__Aim of the exercise__
Leaving out all images, write out the records that follow exactly.

__Provided entries__
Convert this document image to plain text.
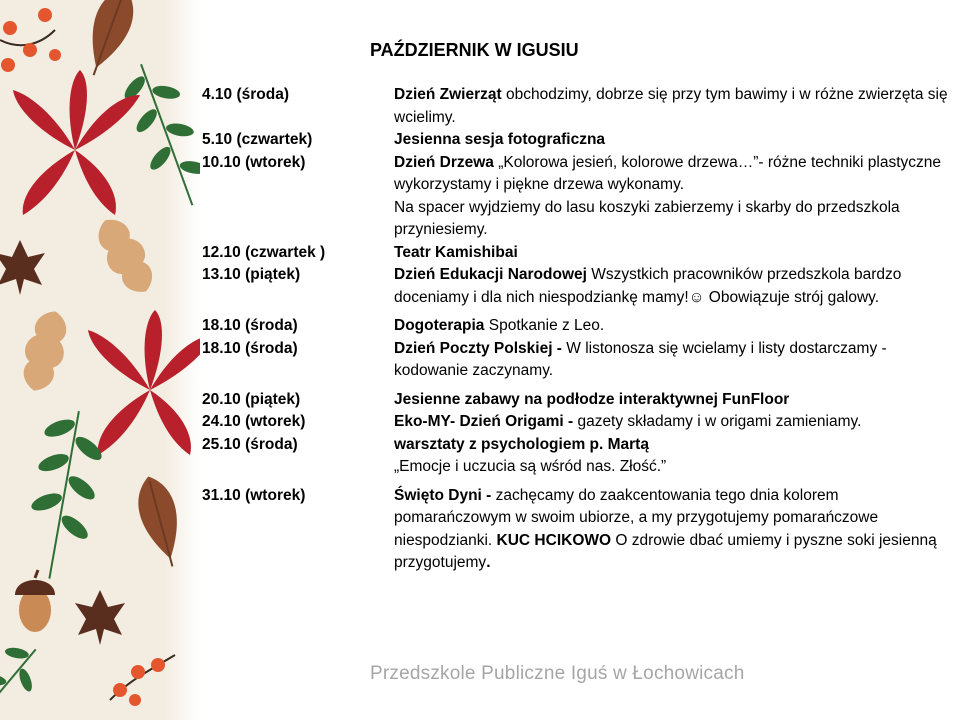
PAŹDZIERNIK W IGUSIU
4.10 (środa)	Dzień Zwierząt obchodzimy, dobrze się przy tym bawimy i w różne zwierzęta się wcielimy.
5.10 (czwartek)	Jesienna sesja fotograficzna
10.10 (wtorek)	Dzień Drzewa „Kolorowa jesień, kolorowe drzewa…”- różne techniki plastyczne wykorzystamy i piękne drzewa wykonamy.
Na spacer wyjdziemy do lasu koszyki zabierzemy i skarby do przedszkola przyniesiemy.
12.10 (czwartek )	Teatr Kamishibai
13.10 (piątek)	Dzień Edukacji Narodowej Wszystkich pracowników przedszkola bardzo doceniamy i dla nich niespodziankę mamy!☺ Obowiązuje strój galowy.
18.10 (środa)	Dogoterapia Spotkanie z Leo.
18.10 (środa)	Dzień Poczty Polskiej - W listonosza się wcielamy i listy dostarczamy - kodowanie zaczynamy.
20.10 (piątek)	Jesienne zabawy na podłodze interaktywnej FunFloor
24.10 (wtorek)	Eko-MY- Dzień Origami - gazety składamy i w origami zamieniamy.
25.10 (środa)	warsztaty z psychologiem p. Martą
„Emocje i uczucia są wśród nas. Złość.”
31.10 (wtorek)	Święto Dyni - zachęcamy do zaakcentowania tego dnia kolorem pomarańczowym w swoim ubiorze, a my przygotujemy pomarańczowe niespodzianki. KUC HCIKOWO O zdrowie dbać umiemy i pyszne soki jesienną przygotujemy.
Przedszkole Publiczne Iguś w Łochowicach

__Result of the exercise__
Convert this document image to plain text.
PAŹDZIERNIK W IGUSIU
4.10 (środa)	Dzień Zwierząt obchodzimy, dobrze się przy tym bawimy i w różne zwierzęta się wcielimy.
5.10 (czwartek)	Jesienna sesja fotograficzna
10.10 (wtorek)	Dzień Drzewa „Kolorowa jesień, kolorowe drzewa…”- różne techniki plastyczne wykorzystamy i piękne drzewa wykonamy.
Na spacer wyjdziemy do lasu koszyki zabierzemy i skarby do przedszkola przyniesiemy.
12.10 (czwartek )	Teatr Kamishibai
13.10 (piątek)	Dzień Edukacji Narodowej Wszystkich pracowników przedszkola bardzo doceniamy i dla nich niespodziankę mamy!☺ Obowiązuje strój galowy.
18.10 (środa)	Dogoterapia Spotkanie z Leo.
18.10 (środa)	Dzień Poczty Polskiej - W listonosza się wcielamy i listy dostarczamy - kodowanie zaczynamy.
20.10 (piątek)	Jesienne zabawy na podłodze interaktywnej FunFloor
24.10 (wtorek)	Eko-MY- Dzień Origami - gazety składamy i w origami zamieniamy.
25.10 (środa)	warsztaty z psychologiem p. Martą
„Emocje i uczucia są wśród nas. Złość.”
31.10 (wtorek)	Święto Dyni - zachęcamy do zaakcentowania tego dnia kolorem pomarańczowym w swoim ubiorze, a my przygotujemy pomarańczowe niespodzianki. KUC HCIKOWO O zdrowie dbać umiemy i pyszne soki jesienną przygotujemy.
Przedszkole Publiczne Iguś w Łochowicach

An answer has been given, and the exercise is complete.